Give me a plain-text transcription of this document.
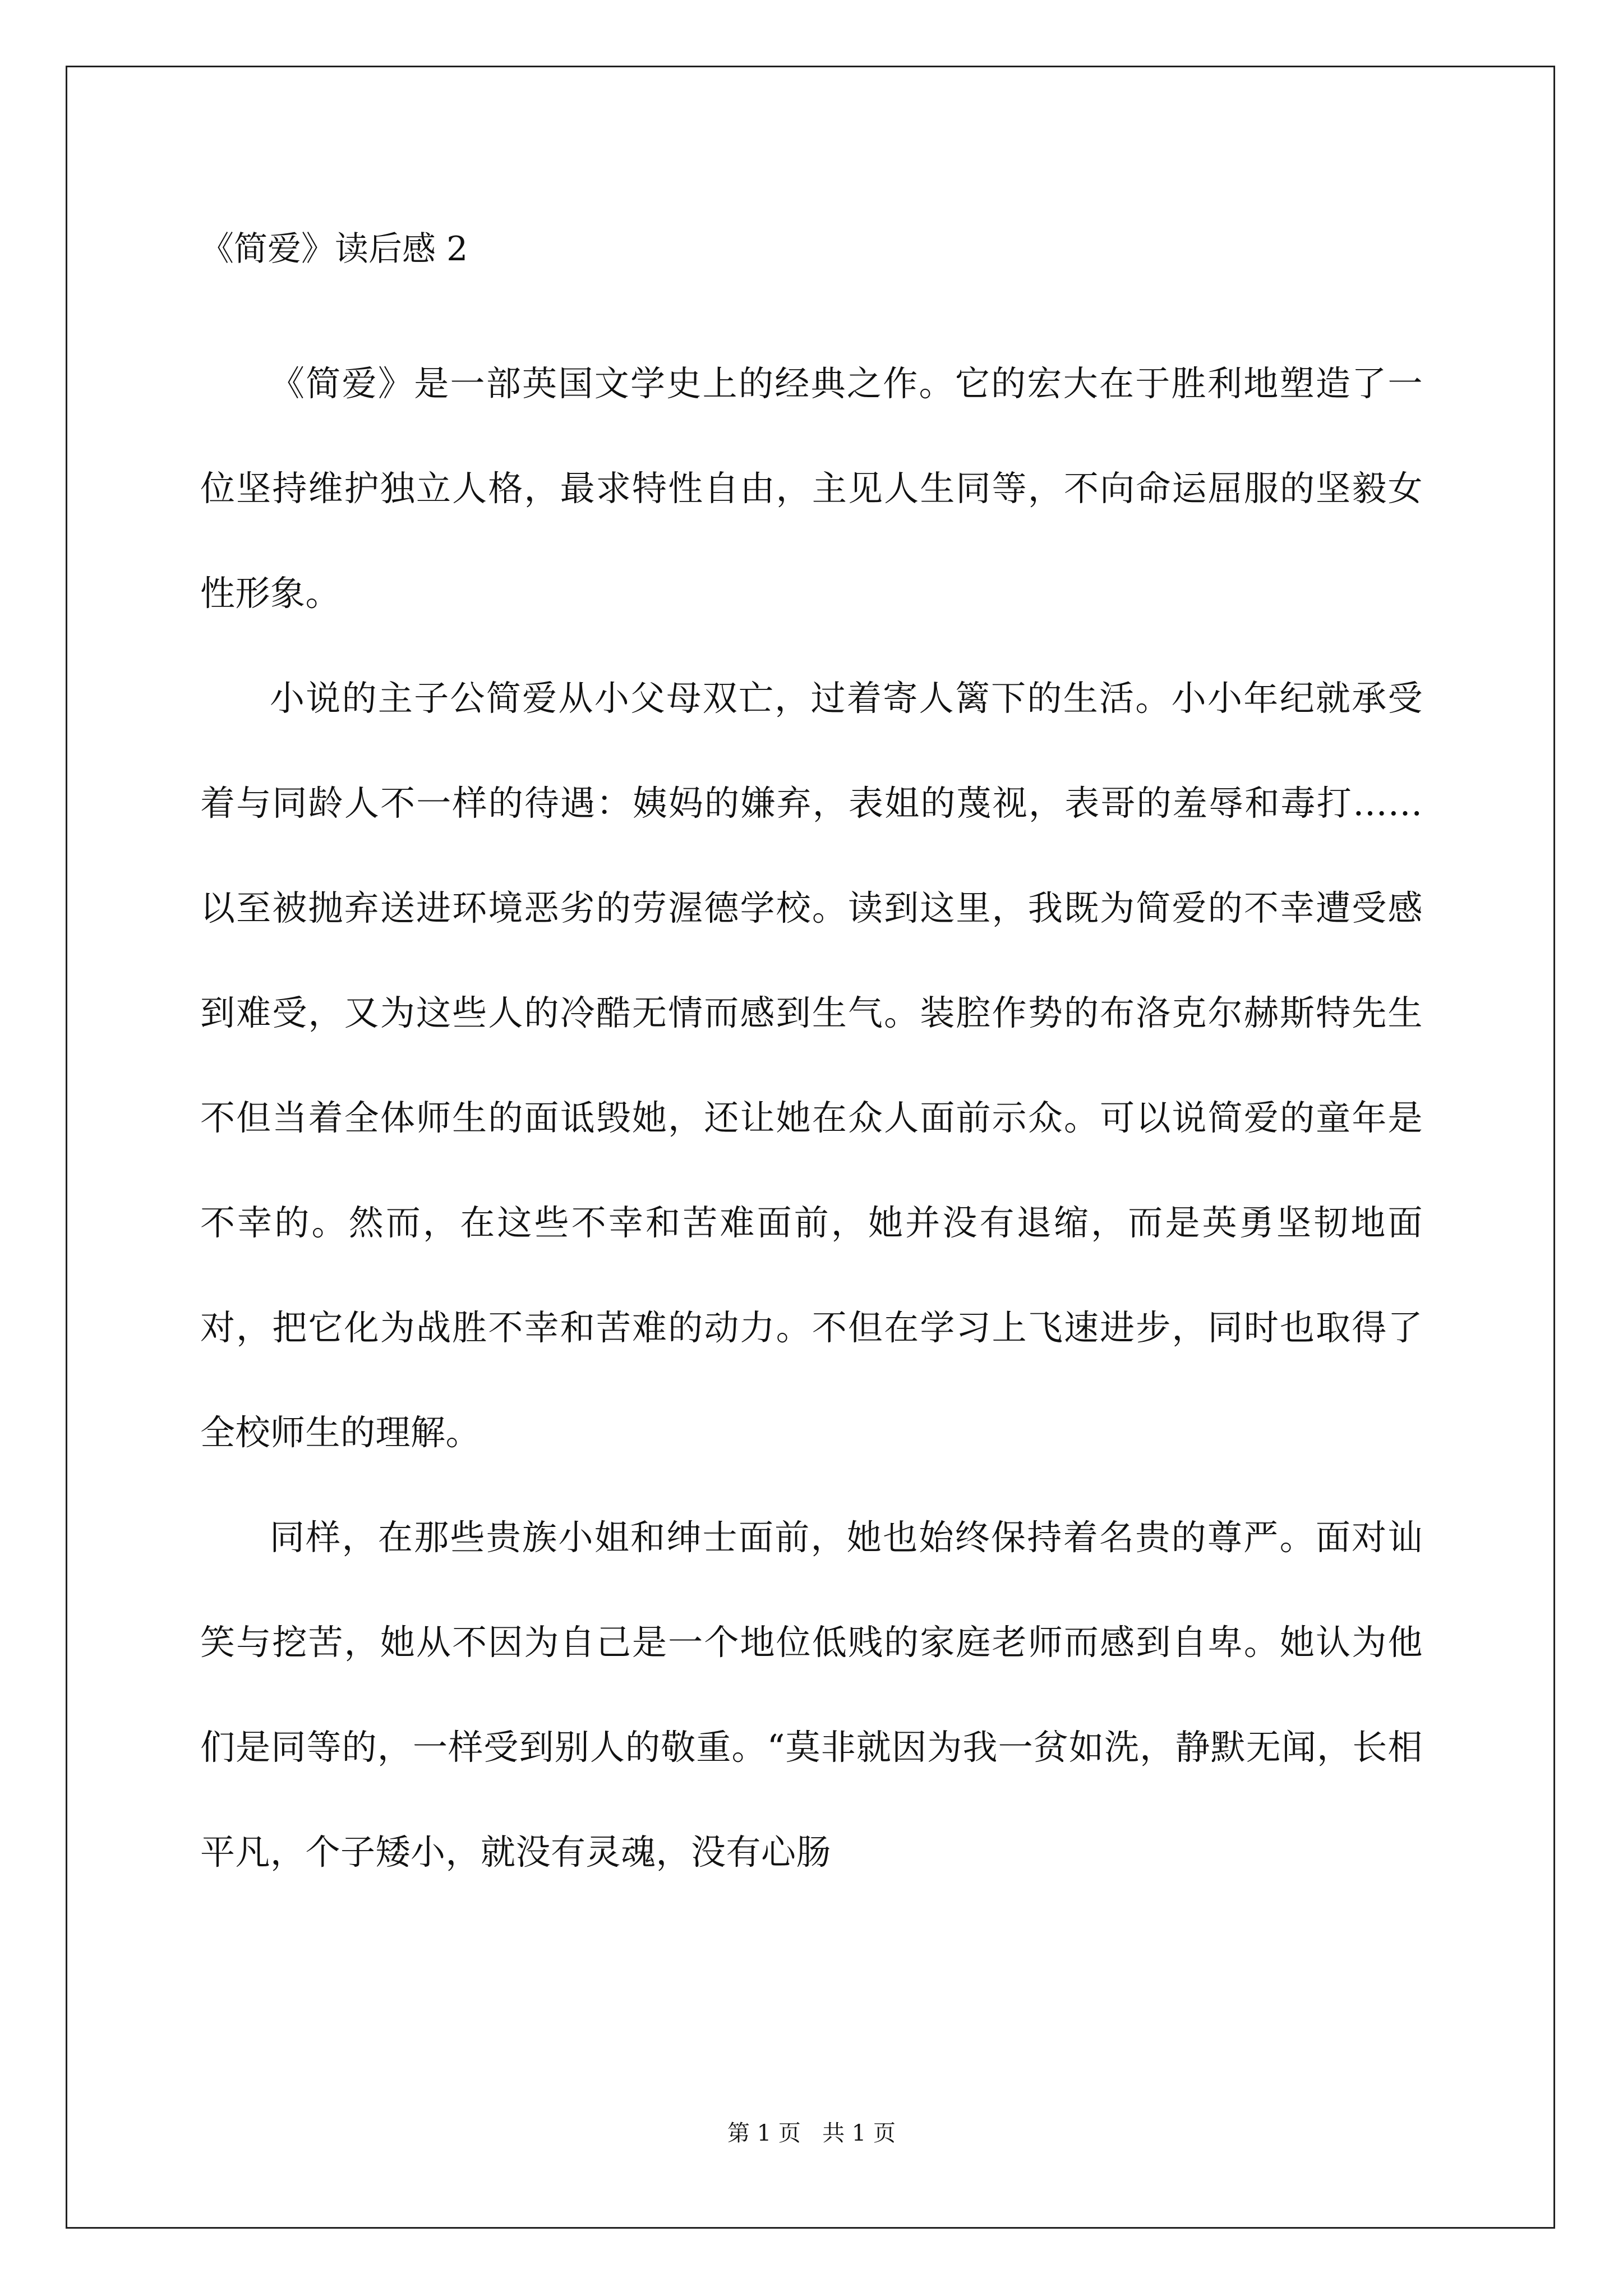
《简爱》读后感 2

《简爱》是一部英国文学史上的经典之作。它的宏大在于胜利地塑造了一位坚持维护独立人格，最求特性自由，主见人生同等，不向命运屈服的坚毅女性形象。

小说的主子公简爱从小父母双亡，过着寄人篱下的生活。小小年纪就承受着与同龄人不一样的待遇：姨妈的嫌弃，表姐的蔑视，表哥的羞辱和毒打……以至被抛弃送进环境恶劣的劳渥德学校。读到这里，我既为简爱的不幸遭受感到难受，又为这些人的冷酷无情而感到生气。装腔作势的布洛克尔赫斯特先生不但当着全体师生的面诋毁她，还让她在众人面前示众。可以说简爱的童年是不幸的。然而，在这些不幸和苦难面前，她并没有退缩，而是英勇坚韧地面对，把它化为战胜不幸和苦难的动力。不但在学习上飞速进步，同时也取得了全校师生的理解。

同样，在那些贵族小姐和绅士面前，她也始终保持着名贵的尊严。面对讪笑与挖苦，她从不因为自己是一个地位低贱的家庭老师而感到自卑。她认为他们是同等的，一样受到别人的敬重。“莫非就因为我一贫如洗，静默无闻，长相平凡，个子矮小，就没有灵魂，没有心肠

第 1 页   共 1 页
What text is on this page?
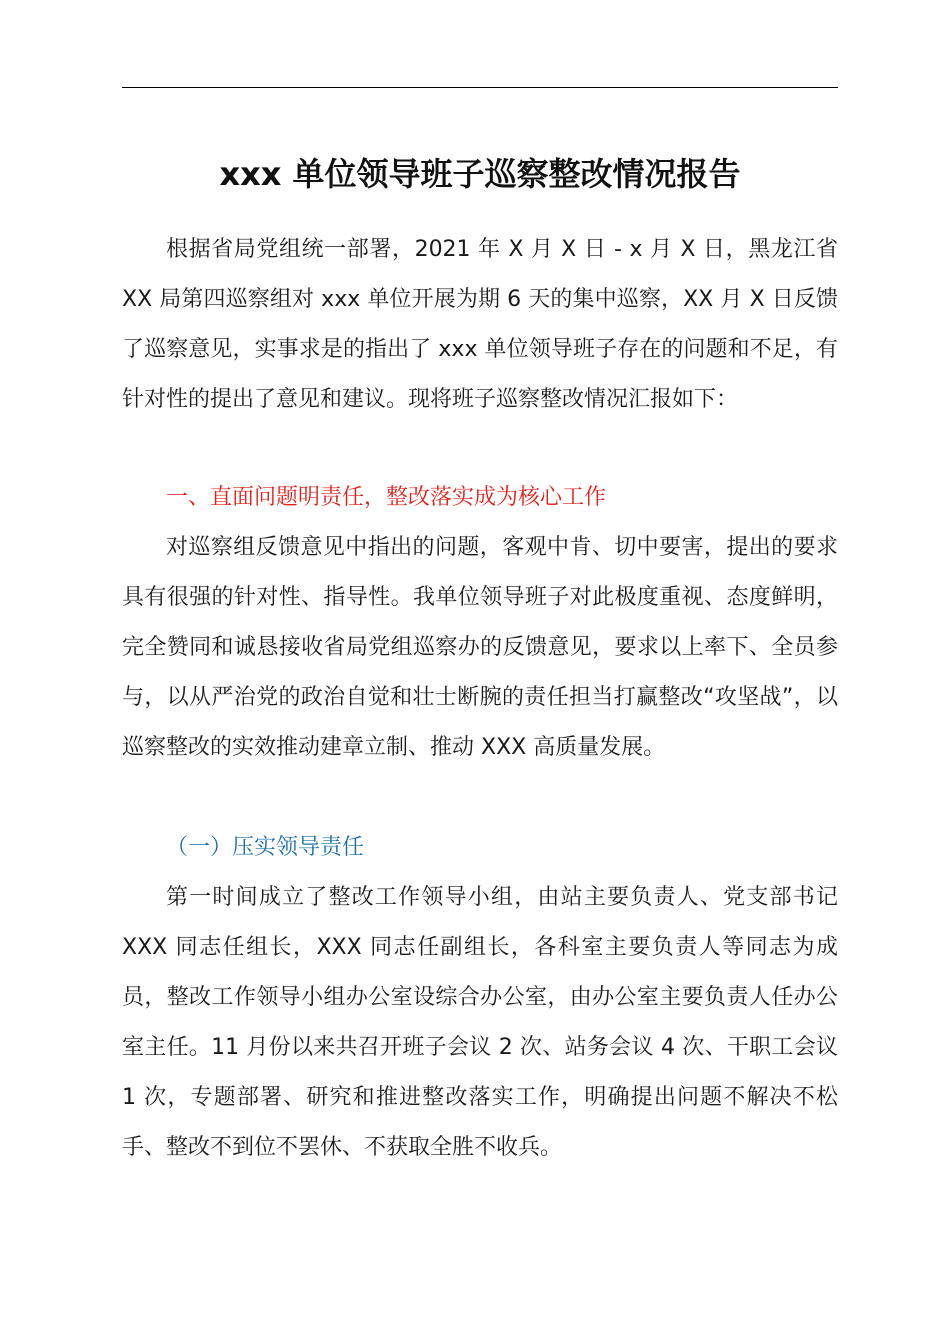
xxx 单位领导班子巡察整改情况报告

根据省局党组统一部署，2021 年 X 月 X 日 - x 月 X 日，黑龙江省 XX 局第四巡察组对 xxx 单位开展为期 6 天的集中巡察，XX 月 X 日反馈了巡察意见，实事求是的指出了 xxx 单位领导班子存在的问题和不足，有针对性的提出了意见和建议。现将班子巡察整改情况汇报如下：

一、直面问题明责任，整改落实成为核心工作

对巡察组反馈意见中指出的问题，客观中肯、切中要害，提出的要求具有很强的针对性、指导性。我单位领导班子对此极度重视、态度鲜明，完全赞同和诚恳接收省局党组巡察办的反馈意见，要求以上率下、全员参与，以从严治党的政治自觉和壮士断腕的责任担当打赢整改“攻坚战”，以巡察整改的实效推动建章立制、推动 XXX 高质量发展。

（一）压实领导责任

第一时间成立了整改工作领导小组，由站主要负责人、党支部书记 XXX 同志任组长，XXX 同志任副组长，各科室主要负责人等同志为成员，整改工作领导小组办公室设综合办公室，由办公室主要负责人任办公室主任。11 月份以来共召开班子会议 2 次、站务会议 4 次、干职工会议 1 次，专题部署、研究和推进整改落实工作，明确提出问题不解决不松手、整改不到位不罢休、不获取全胜不收兵。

----

→ Exercise directions
Looking at the entries above, say how many lines contain the word "this". Only the number is wanted.

→ Result
2